List each line of the data in which the string "Birmingham" appears.

>> Begin

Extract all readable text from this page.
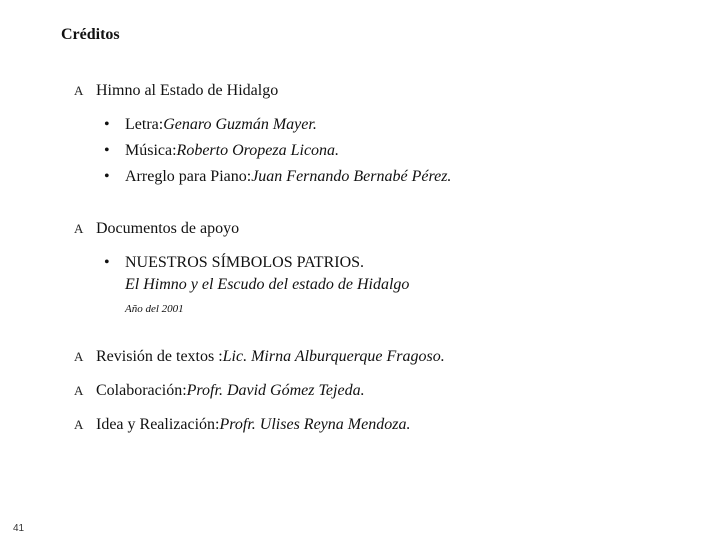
Créditos
A Himno al Estado de Hidalgo
• Letra: Genaro Guzmán Mayer.
• Música: Roberto Oropeza Licona.
• Arreglo para Piano: Juan Fernando Bernabé Pérez.
A Documentos de apoyo
• NUESTROS SÍMBOLOS PATRIOS.
El Himno y el Escudo del estado de Hidalgo
Año del 2001
A Revisión de textos : Lic. Mirna Alburquerque Fragoso.
A Colaboración: Profr. David Gómez Tejeda.
A Idea y Realización: Profr. Ulises Reyna Mendoza.
41
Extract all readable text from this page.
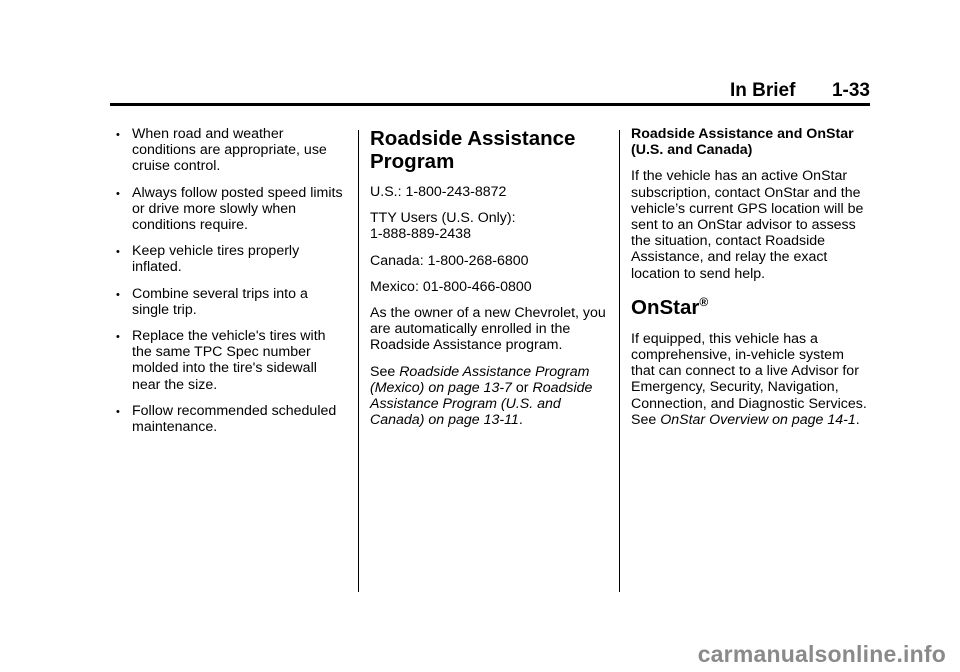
In Brief 1-33
• When road and weather conditions are appropriate, use cruise control.
• Always follow posted speed limits or drive more slowly when conditions require.
• Keep vehicle tires properly inflated.
• Combine several trips into a single trip.
• Replace the vehicle's tires with the same TPC Spec number molded into the tire's sidewall near the size.
• Follow recommended scheduled maintenance.
Roadside Assistance Program

U.S.: 1-800-243-8872

TTY Users (U.S. Only):
1-888-889-2438

Canada: 1-800-268-6800

Mexico: 01-800-466-0800

As the owner of a new Chevrolet, you are automatically enrolled in the Roadside Assistance program.

See Roadside Assistance Program (Mexico) on page 13-7 or Roadside Assistance Program (U.S. and Canada) on page 13-11.

Roadside Assistance and OnStar (U.S. and Canada)

If the vehicle has an active OnStar subscription, contact OnStar and the vehicle’s current GPS location will be sent to an OnStar advisor to assess the situation, contact Roadside Assistance, and relay the exact location to send help.

OnStar®

If equipped, this vehicle has a comprehensive, in-vehicle system that can connect to a live Advisor for Emergency, Security, Navigation, Connection, and Diagnostic Services. See OnStar Overview on page 14-1.

carmanualsonline.info
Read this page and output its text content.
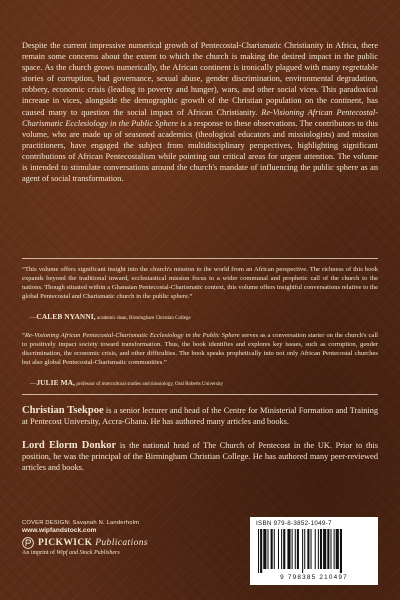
Despite the current impressive numerical growth of Pentecostal-Charismatic Christianity in Africa, there remain some concerns about the extent to which the church is making the desired impact in the public space. As the church grows numerically, the African continent is ironically plagued with many regrettable stories of corruption, bad governance, sexual abuse, gender discrimination, environmental degradation, robbery, economic crisis (leading to poverty and hunger), wars, and other social vices. This paradoxical increase in vices, alongside the demographic growth of the Christian population on the continent, has caused many to question the social impact of African Christianity. Re-Visioning African Pentecostal-Charismatic Ecclesiology in the Public Sphere is a response to these observations. The contributors to this volume, who are made up of seasoned academics (theological educators and missiologists) and mission practitioners, have engaged the subject from multidisciplinary perspectives, highlighting significant contributions of African Pentecostalism while pointing out critical areas for urgent attention. The volume is intended to stimulate conversations around the church's mandate of influencing the public sphere as an agent of social transformation.

“This volume offers significant insight into the church's mission to the world from an African perspective. The richness of this book expands beyond the traditional inward, ecclesiastical mission focus to a wider communal and prophetic call of the church to the nations. Though situated within a Ghanaian Pentecostal-Charismatic context, this volume offers insightful conversations relative to the global Pentecostal and Charismatic church in the public sphere.”

—CALEB NYANNI, academic dean, Birmingham Christian College

“Re-Visioning African Pentecostal-Charismatic Ecclesiology in the Public Sphere serves as a conversation starter on the church's call to positively impact society toward transformation. Thus, the book identifies and explores key issues, such as corruption, gender discrimination, the economic crisis, and other difficulties. The book speaks prophetically into not only African Pentecostal churches but also global Pentecostal-Charismatic communities.”

—JULIE MA, professor of intercultural studies and missiology, Oral Roberts University

Christian Tsekpoe is a senior lecturer and head of the Centre for Ministerial Formation and Training at Pentecost University, Accra-Ghana. He has authored many articles and books.

Lord Elorm Donkor is the national head of The Church of Pentecost in the UK. Prior to this position, he was the principal of the Birmingham Christian College. He has authored many peer-reviewed articles and books.

COVER DESIGN: Savanah N. Landerholm
www.wipfandstock.com
PICKWICK Publications
An imprint of Wipf and Stock Publishers
ISBN 979-8-3852-1049-7
9 798385 210497
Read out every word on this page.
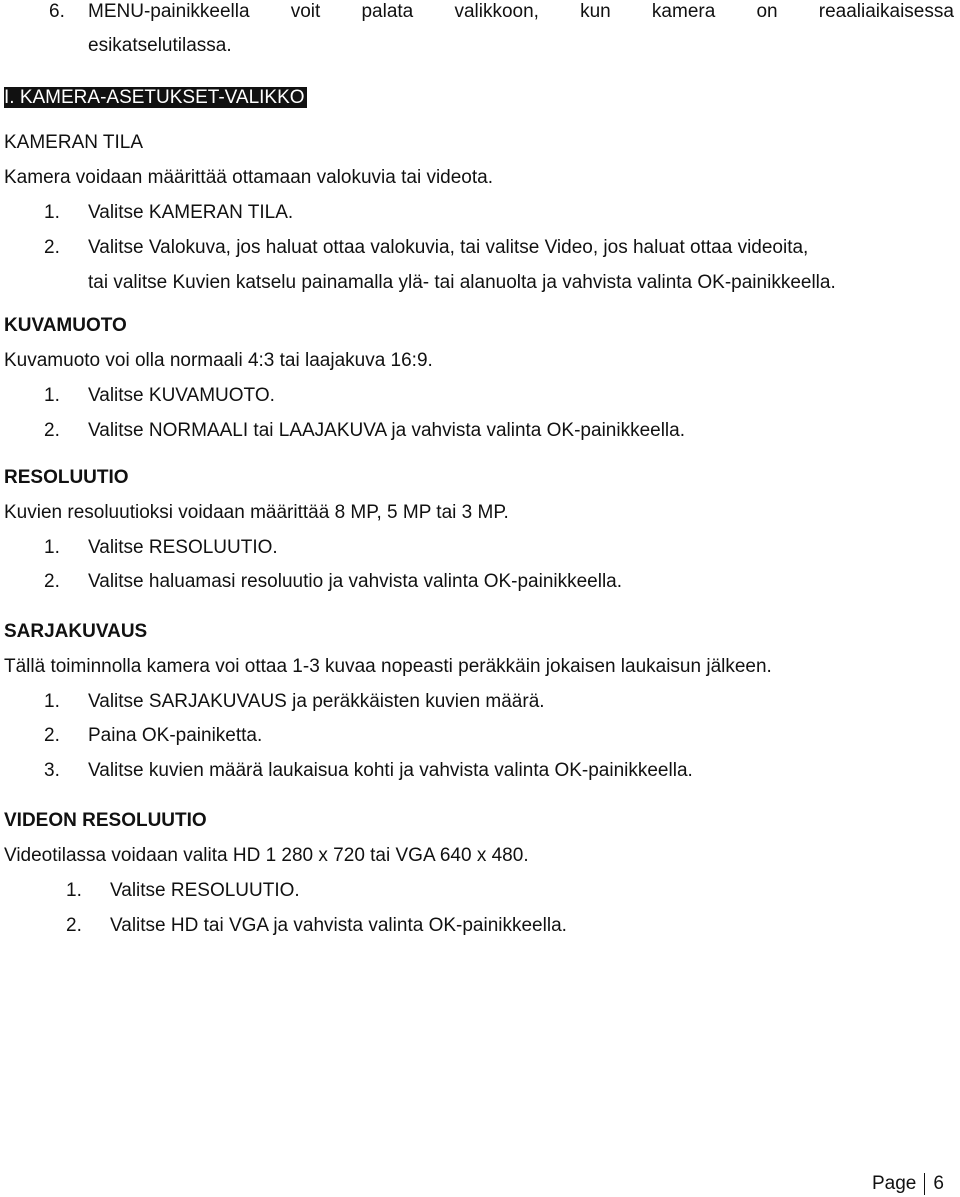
6. MENU-painikkeella voit palata valikkoon, kun kamera on reaaliaikaisessa
esikatselutilassa.
I. KAMERA-ASETUKSET-VALIKKO
KAMERAN TILA
Kamera voidaan määrittää ottamaan valokuvia tai videota.
1. Valitse KAMERAN TILA.
2. Valitse Valokuva, jos haluat ottaa valokuvia, tai valitse Video, jos haluat ottaa videoita,
tai valitse Kuvien katselu painamalla ylä- tai alanuolta ja vahvista valinta OK-painikkeella.
KUVAMUOTO
Kuvamuoto voi olla normaali 4:3 tai laajakuva 16:9.
1. Valitse KUVAMUOTO.
2. Valitse NORMAALI tai LAAJAKUVA ja vahvista valinta OK-painikkeella.
RESOLUUTIO
Kuvien resoluutioksi voidaan määrittää 8 MP, 5 MP tai 3 MP.
1. Valitse RESOLUUTIO.
2. Valitse haluamasi resoluutio ja vahvista valinta OK-painikkeella.
SARJAKUVAUS
Tällä toiminnolla kamera voi ottaa 1-3 kuvaa nopeasti peräkkäin jokaisen laukaisun jälkeen.
1. Valitse SARJAKUVAUS ja peräkkäisten kuvien määrä.
2. Paina OK-painiketta.
3. Valitse kuvien määrä laukaisua kohti ja vahvista valinta OK-painikkeella.
VIDEON RESOLUUTIO
Videotilassa voidaan valita HD 1 280 x 720 tai VGA 640 x 480.
1. Valitse RESOLUUTIO.
2. Valitse HD tai VGA ja vahvista valinta OK-painikkeella.
Page 6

>> End

THE RESULT
—CALEB NYANNI, academic dean, Birmingham Christian College
Lord Elorm Donkor is the national head of The Church of Pentecost in the UK. Prior to this position, he was the principal of the Birmingham Christian College. He has authored many peer-reviewed articles and books.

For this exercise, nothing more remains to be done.